Given records:
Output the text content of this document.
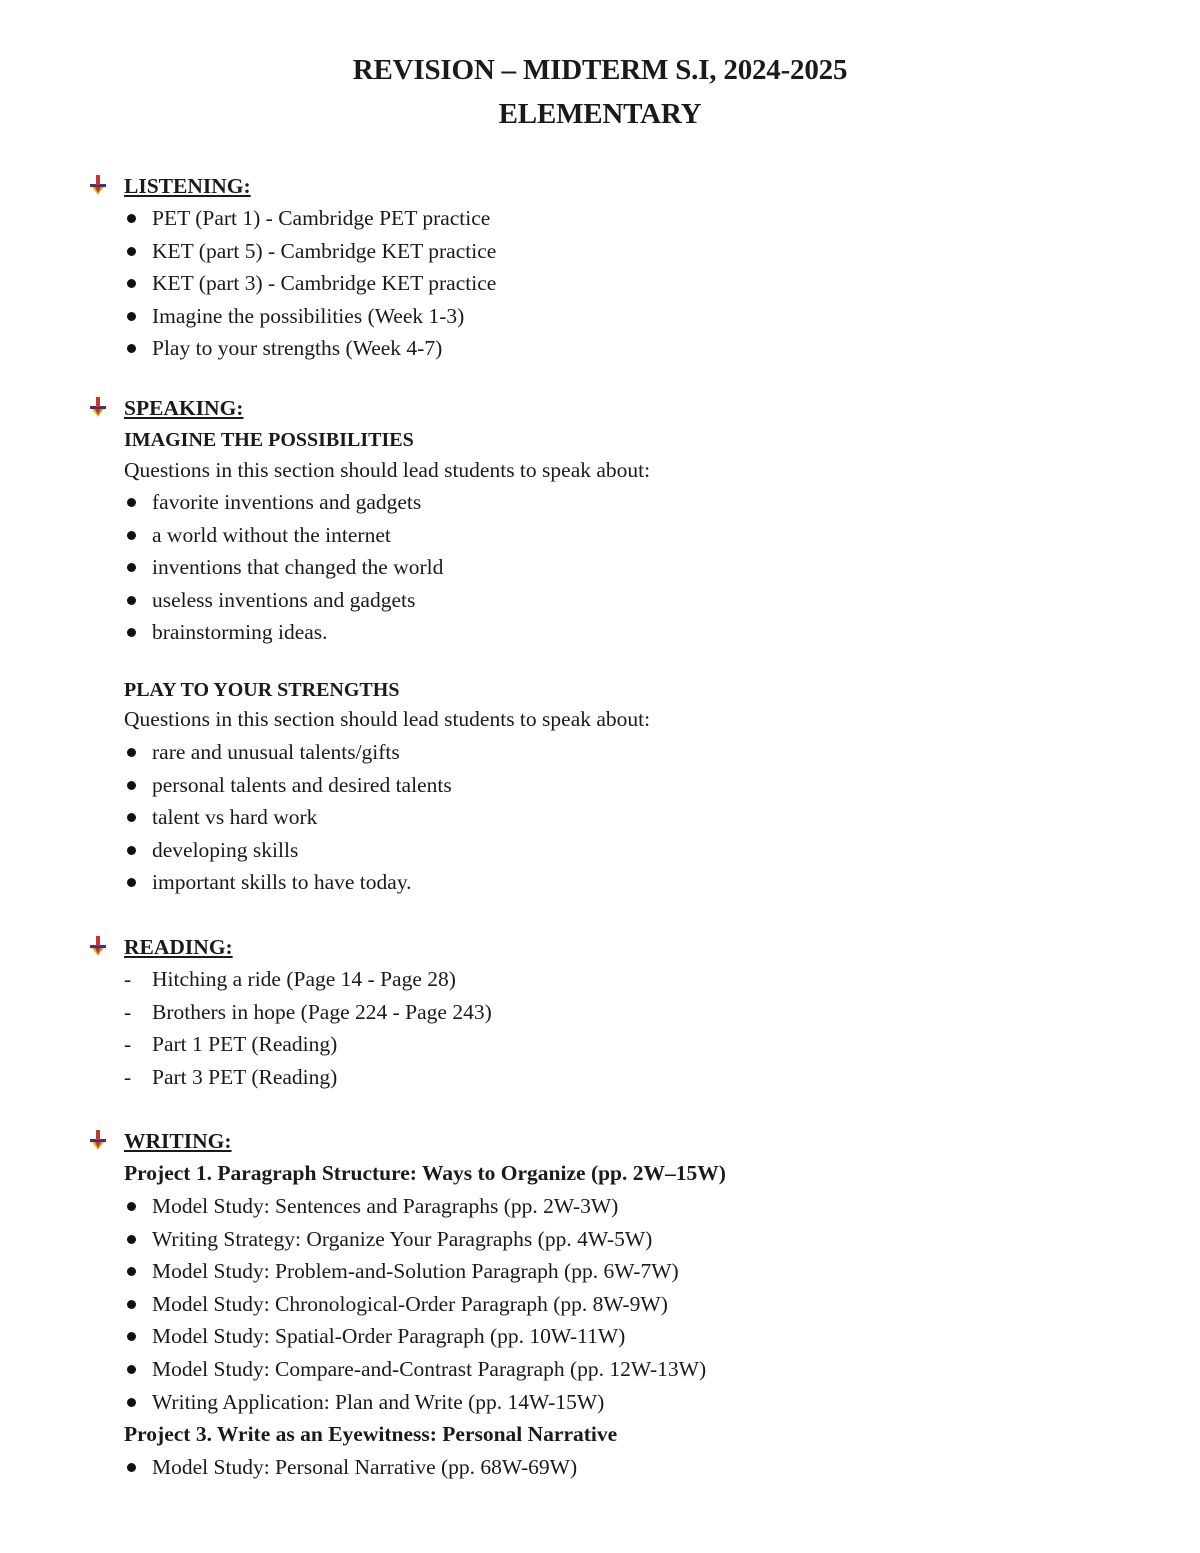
REVISION – MIDTERM S.I, 2024-2025
ELEMENTARY
LISTENING:
PET (Part 1) - Cambridge PET practice
KET (part 5) - Cambridge KET practice
KET (part 3) - Cambridge KET practice
Imagine the possibilities (Week 1-3)
Play to your strengths (Week 4-7)
SPEAKING:
IMAGINE THE POSSIBILITIES
Questions in this section should lead students to speak about:
favorite inventions and gadgets
a world without the internet
inventions that changed the world
useless inventions and gadgets
brainstorming ideas.
PLAY TO YOUR STRENGTHS
Questions in this section should lead students to speak about:
rare and unusual talents/gifts
personal talents and desired talents
talent vs hard work
developing skills
important skills to have today.
READING:
- Hitching a ride (Page 14 - Page 28)
- Brothers in hope (Page 224 - Page 243)
- Part 1 PET (Reading)
- Part 3 PET (Reading)
WRITING:
Project 1. Paragraph Structure: Ways to Organize (pp. 2W–15W)
Model Study: Sentences and Paragraphs (pp. 2W-3W)
Writing Strategy: Organize Your Paragraphs (pp. 4W-5W)
Model Study: Problem-and-Solution Paragraph (pp. 6W-7W)
Model Study: Chronological-Order Paragraph (pp. 8W-9W)
Model Study: Spatial-Order Paragraph (pp. 10W-11W)
Model Study: Compare-and-Contrast Paragraph (pp. 12W-13W)
Writing Application: Plan and Write (pp. 14W-15W)
Project 3. Write as an Eyewitness: Personal Narrative
Model Study: Personal Narrative (pp. 68W-69W)
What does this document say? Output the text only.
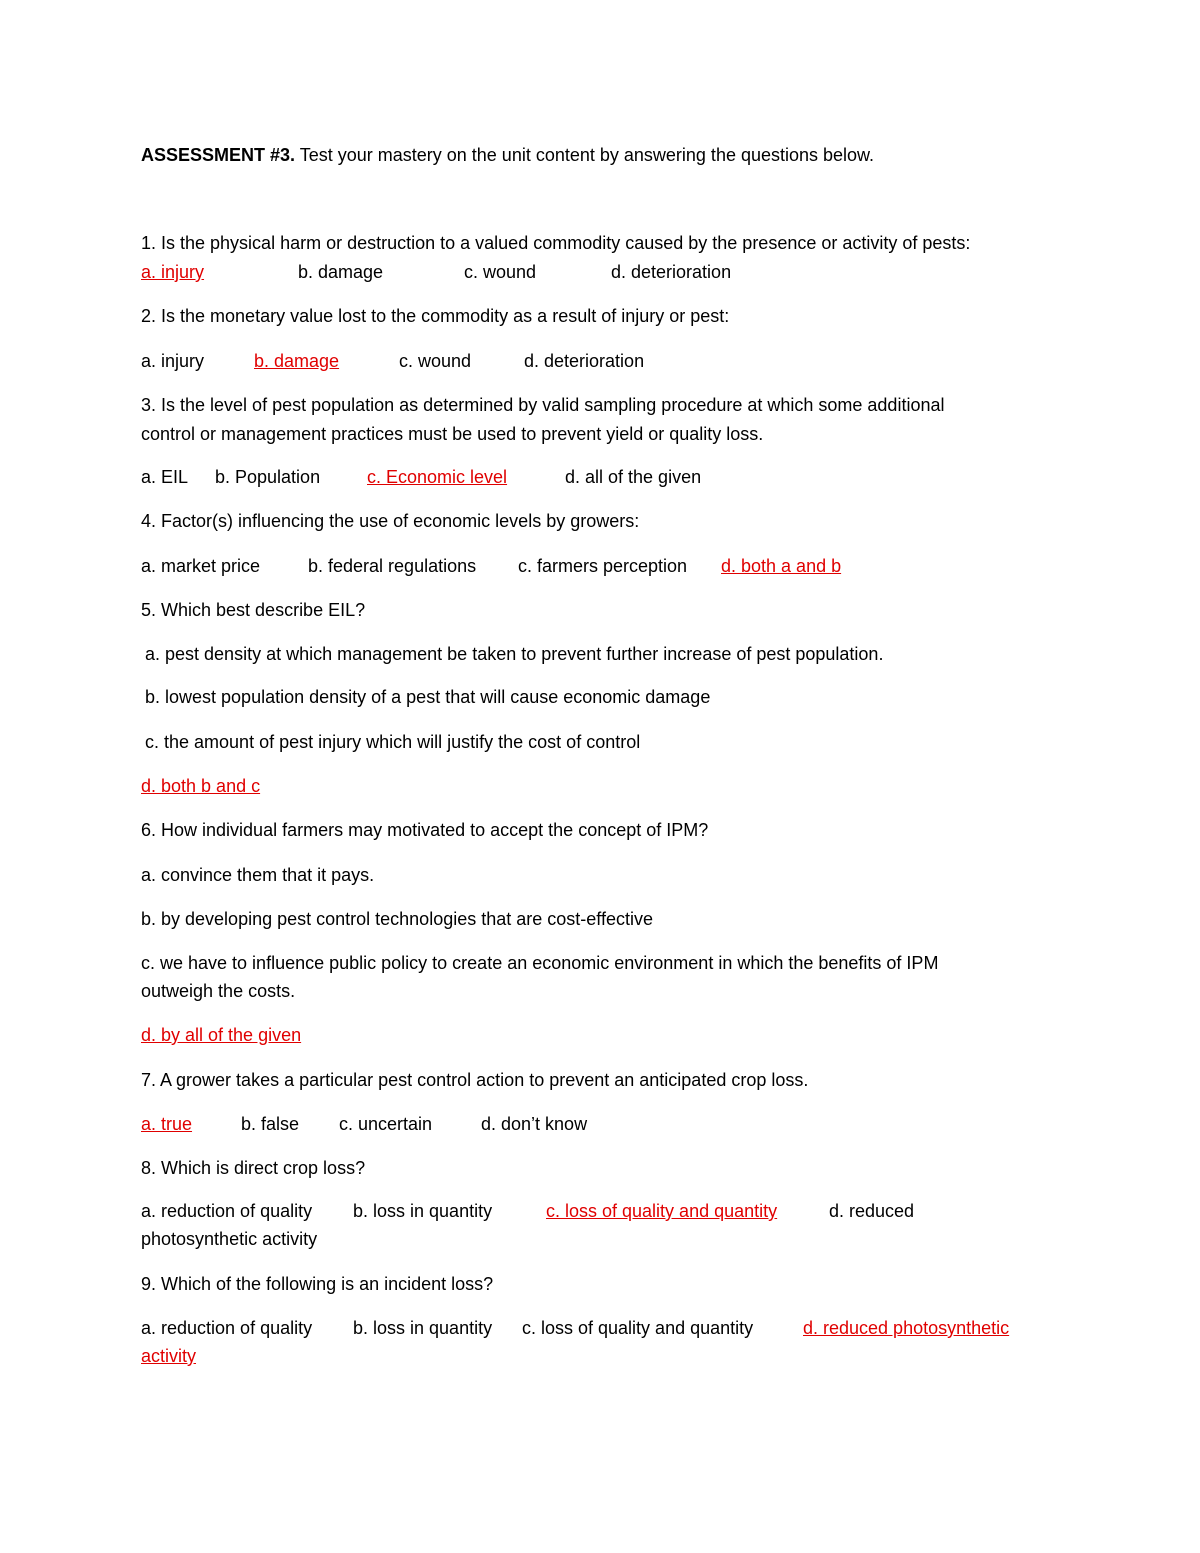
ASSESSMENT #3. Test your mastery on the unit content by answering the questions below.
1. Is the physical harm or destruction to a valued commodity caused by the presence or activity of pests:
a. injury	b. damage	c. wound	d. deterioration
2. Is the monetary value lost to the commodity as a result of injury or pest:
a. injury	b. damage	c. wound	d. deterioration
3. Is the level of pest population as determined by valid sampling procedure at which some additional
control or management practices must be used to prevent yield or quality loss.
a. EIL b. Population	c. Economic level	d. all of the given
4. Factor(s) influencing the use of economic levels by growers:
a. market price	b. federal regulations c. farmers perception d. both a and b
5. Which best describe EIL?
a. pest density at which management be taken to prevent further increase of pest population.
b. lowest population density of a pest that will cause economic damage
c. the amount of pest injury which will justify the cost of control
d. both b and c
6. How individual farmers may motivated to accept the concept of IPM?
a. convince them that it pays.
b. by developing pest control technologies that are cost-effective
c. we have to influence public policy to create an economic environment in which the benefits of IPM
outweigh the costs.
d. by all of the given
7. A grower takes a particular pest control action to prevent an anticipated crop loss.
a. true	b. false c. uncertain	d. don’t know
8. Which is direct crop loss?
a. reduction of quality b. loss in quantity	c. loss of quality and quantity	d. reduced
photosynthetic activity
9. Which of the following is an incident loss?
a. reduction of quality b. loss in quantity c. loss of quality and quantity	d. reduced photosynthetic
activity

What you are asked to do: Write out all the entries word for word, but skip any images.

Response to the exercise:
Output the text content of this document.
REVISION – MIDTERM S.I, 2024-2025
ELEMENTARY
LISTENING:
PET (Part 1) - Cambridge PET practice
KET (part 5) - Cambridge KET practice
KET (part 3) - Cambridge KET practice
Imagine the possibilities (Week 1-3)
Play to your strengths (Week 4-7)
SPEAKING:
IMAGINE THE POSSIBILITIES
Questions in this section should lead students to speak about:
favorite inventions and gadgets
a world without the internet
inventions that changed the world
useless inventions and gadgets
brainstorming ideas.
PLAY TO YOUR STRENGTHS
Questions in this section should lead students to speak about:
rare and unusual talents/gifts
personal talents and desired talents
talent vs hard work
developing skills
important skills to have today.
READING:
- Hitching a ride (Page 14 - Page 28)
- Brothers in hope (Page 224 - Page 243)
- Part 1 PET (Reading)
- Part 3 PET (Reading)
WRITING:
Project 1. Paragraph Structure: Ways to Organize (pp. 2W–15W)
Model Study: Sentences and Paragraphs (pp. 2W-3W)
Writing Strategy: Organize Your Paragraphs (pp. 4W-5W)
Model Study: Problem-and-Solution Paragraph (pp. 6W-7W)
Model Study: Chronological-Order Paragraph (pp. 8W-9W)
Model Study: Spatial-Order Paragraph (pp. 10W-11W)
Model Study: Compare-and-Contrast Paragraph (pp. 12W-13W)
Writing Application: Plan and Write (pp. 14W-15W)
Project 3. Write as an Eyewitness: Personal Narrative
Model Study: Personal Narrative (pp. 68W-69W)
What does this document say? Output the text only.
ASSESSMENT #3. Test your mastery on the unit content by answering the questions below.
1. Is the physical harm or destruction to a valued commodity caused by the presence or activity of pests:
a. injury	b. damage	c. wound	d. deterioration
2. Is the monetary value lost to the commodity as a result of injury or pest:
a. injury	b. damage	c. wound	d. deterioration
3. Is the level of pest population as determined by valid sampling procedure at which some additional
control or management practices must be used to prevent yield or quality loss.
a. EIL b. Population	c. Economic level	d. all of the given
4. Factor(s) influencing the use of economic levels by growers:
a. market price	b. federal regulations c. farmers perception d. both a and b
5. Which best describe EIL?
a. pest density at which management be taken to prevent further increase of pest population.
b. lowest population density of a pest that will cause economic damage
c. the amount of pest injury which will justify the cost of control
d. both b and c
6. How individual farmers may motivated to accept the concept of IPM?
a. convince them that it pays.
b. by developing pest control technologies that are cost-effective
c. we have to influence public policy to create an economic environment in which the benefits of IPM
outweigh the costs.
d. by all of the given
7. A grower takes a particular pest control action to prevent an anticipated crop loss.
a. true	b. false c. uncertain	d. don’t know
8. Which is direct crop loss?
a. reduction of quality b. loss in quantity	c. loss of quality and quantity	d. reduced
photosynthetic activity
9. Which of the following is an incident loss?
a. reduction of quality b. loss in quantity c. loss of quality and quantity	d. reduced photosynthetic
activity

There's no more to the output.